▶ Given exercise:
Records follow. Copy every line with "alpha".

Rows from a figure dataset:
● ● ● ●

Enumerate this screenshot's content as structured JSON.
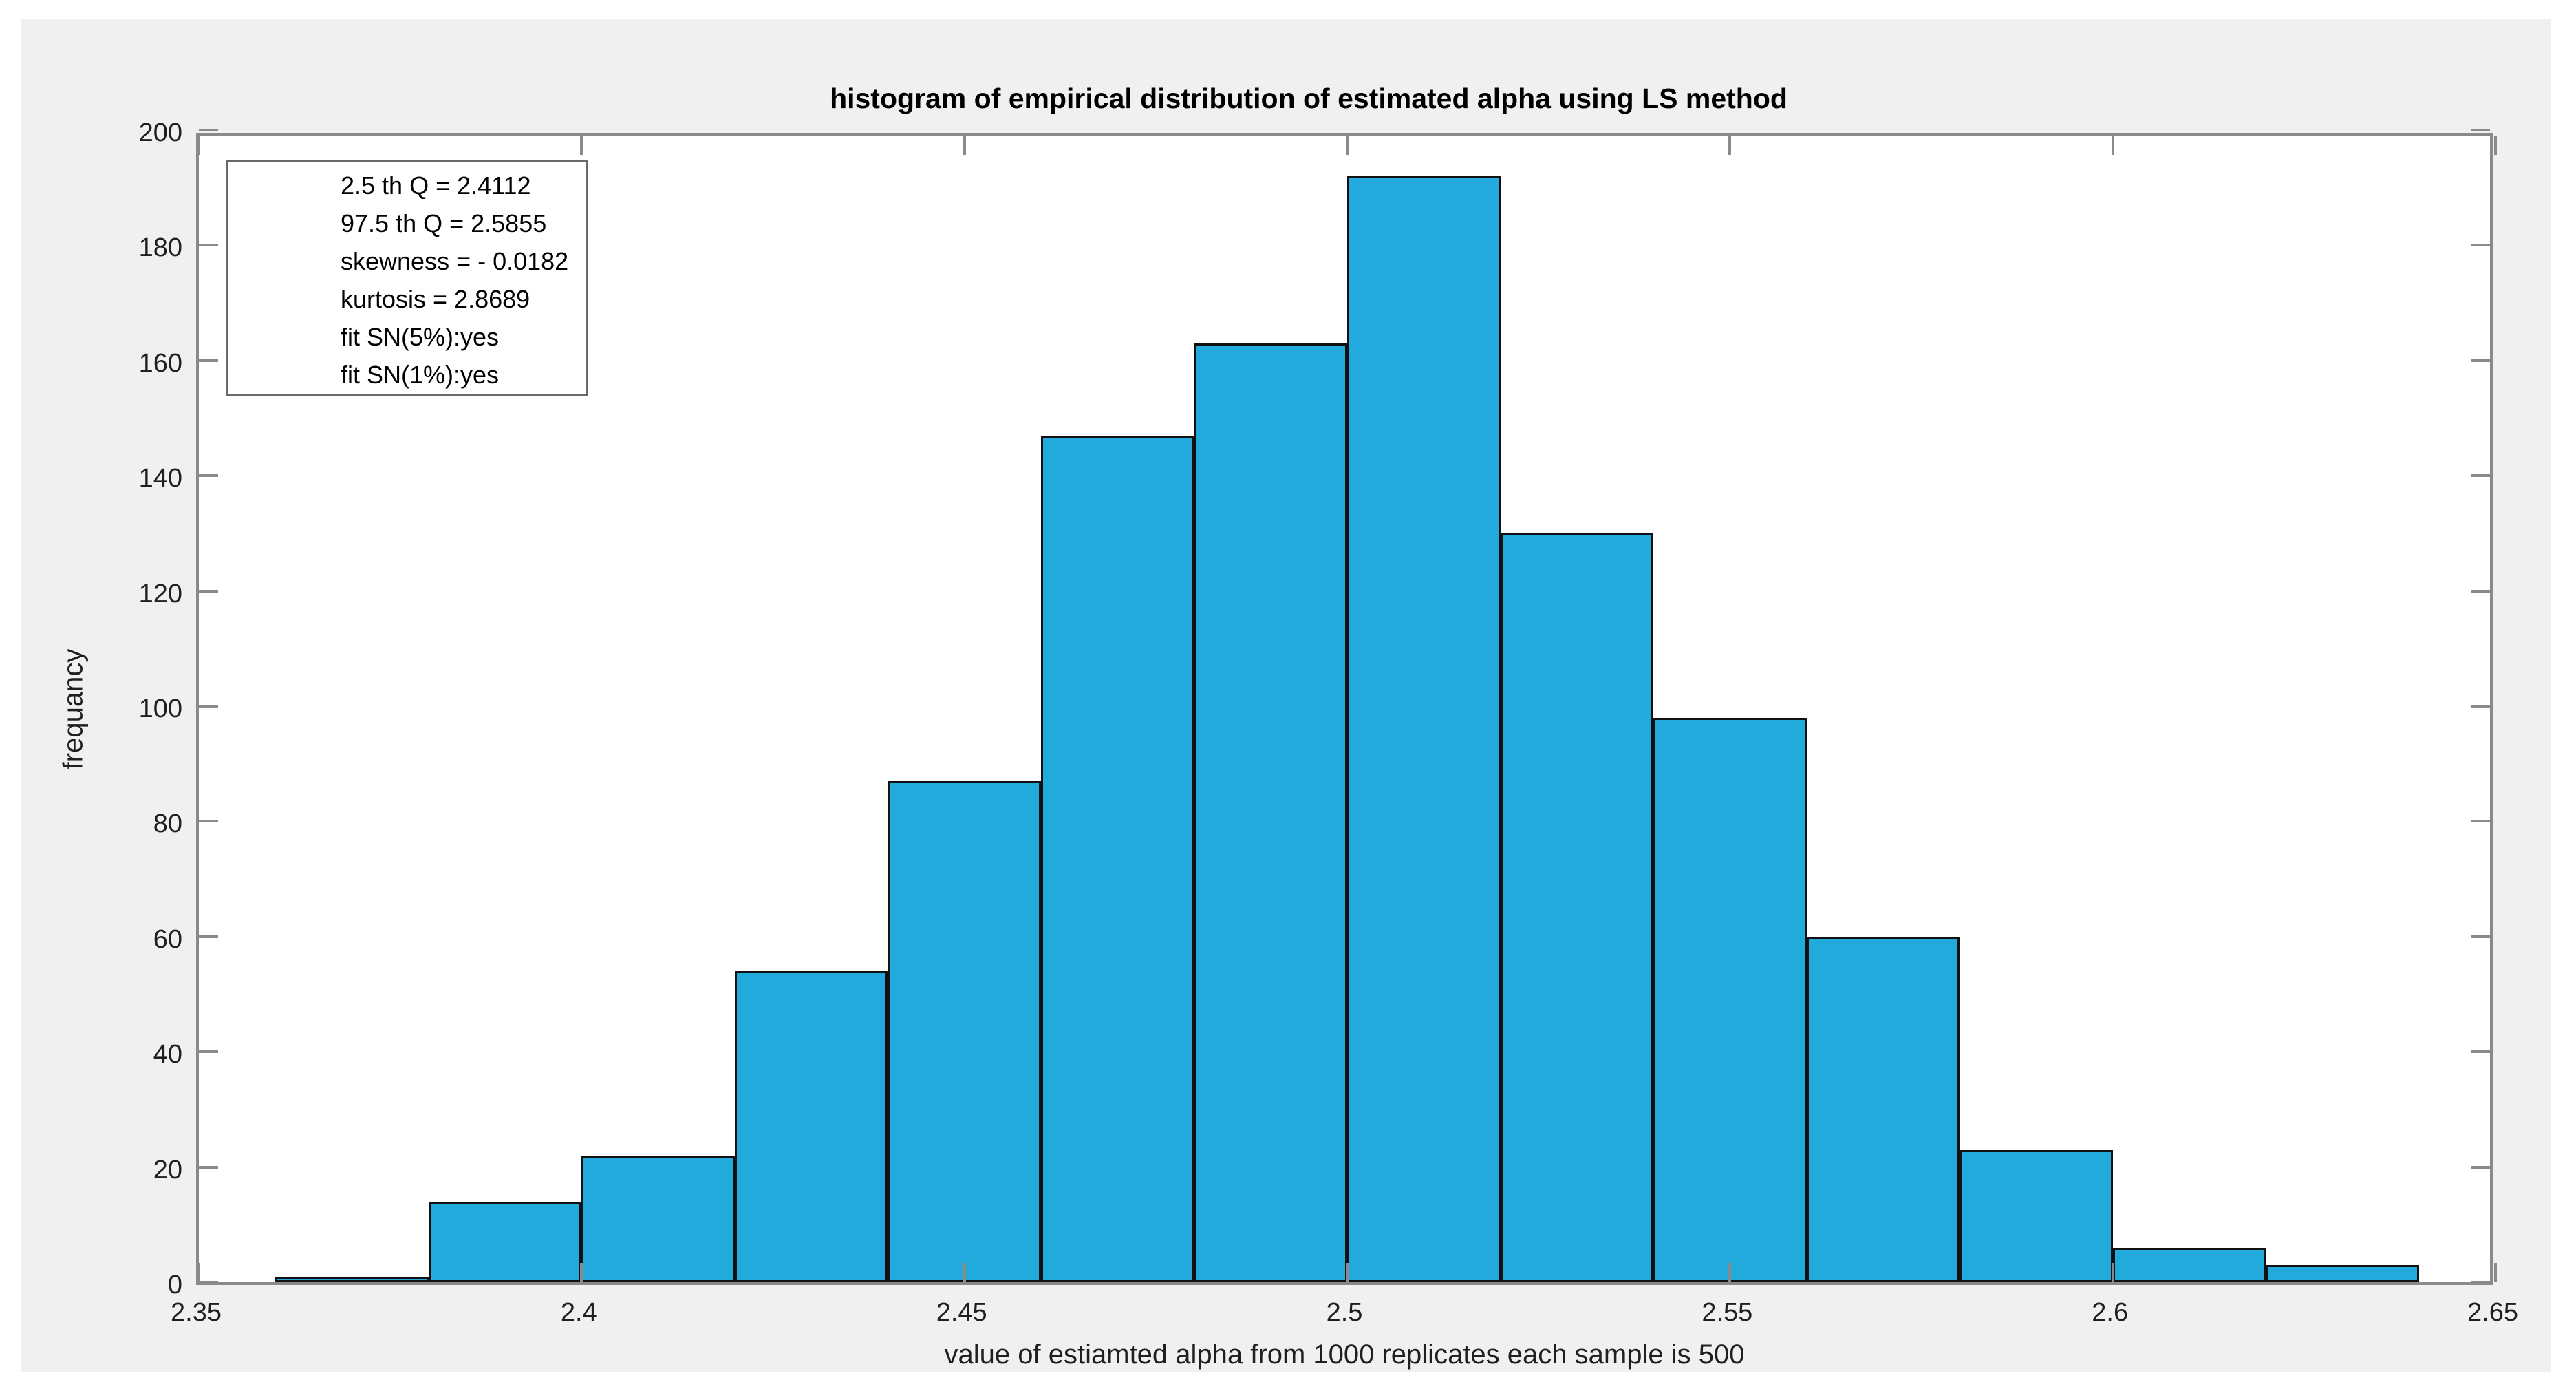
{
  "chart_data": {
    "type": "bar",
    "title": "histogram of empirical distribution of estimated alpha using LS method",
    "xlabel": "value of estiamted alpha from 1000 replicates each sample is 500",
    "ylabel": "frequancy",
    "bin_start": 2.36,
    "bin_width": 0.02,
    "bin_edges": [
      2.36,
      2.38,
      2.4,
      2.42,
      2.44,
      2.46,
      2.48,
      2.5,
      2.52,
      2.54,
      2.56,
      2.58,
      2.6,
      2.62,
      2.64
    ],
    "values": [
      1,
      14,
      22,
      54,
      87,
      147,
      163,
      192,
      130,
      98,
      60,
      23,
      6,
      3
    ],
    "xlim": [
      2.35,
      2.65
    ],
    "ylim": [
      0,
      200
    ],
    "x_ticks": [
      2.35,
      2.4,
      2.45,
      2.5,
      2.55,
      2.6,
      2.65
    ],
    "x_tick_labels": [
      "2.35",
      "2.4",
      "2.45",
      "2.5",
      "2.55",
      "2.6",
      "2.65"
    ],
    "y_ticks": [
      0,
      20,
      40,
      60,
      80,
      100,
      120,
      140,
      160,
      180,
      200
    ],
    "grid": false,
    "legend_position": "top-left",
    "annotation": {
      "lines": [
        "2.5 th Q = 2.4112",
        "97.5 th Q = 2.5855",
        "skewness = - 0.0182",
        "kurtosis = 2.8689",
        "fit SN(5%):yes",
        "fit SN(1%):yes"
      ]
    },
    "colors": {
      "bar_fill": "#23aadc",
      "bar_edge": "#111111",
      "axis": "#8a8a8a",
      "figure_background": "#f0f0f0",
      "plot_background": "#ffffff",
      "text": "#1f1f1f"
    }
  }
}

● ● ● ●

▶ Response to this task:
    "title": "histogram of empirical distribution of estimated alpha using LS method",
    "xlabel": "value of estiamted alpha from 1000 replicates each sample is 500",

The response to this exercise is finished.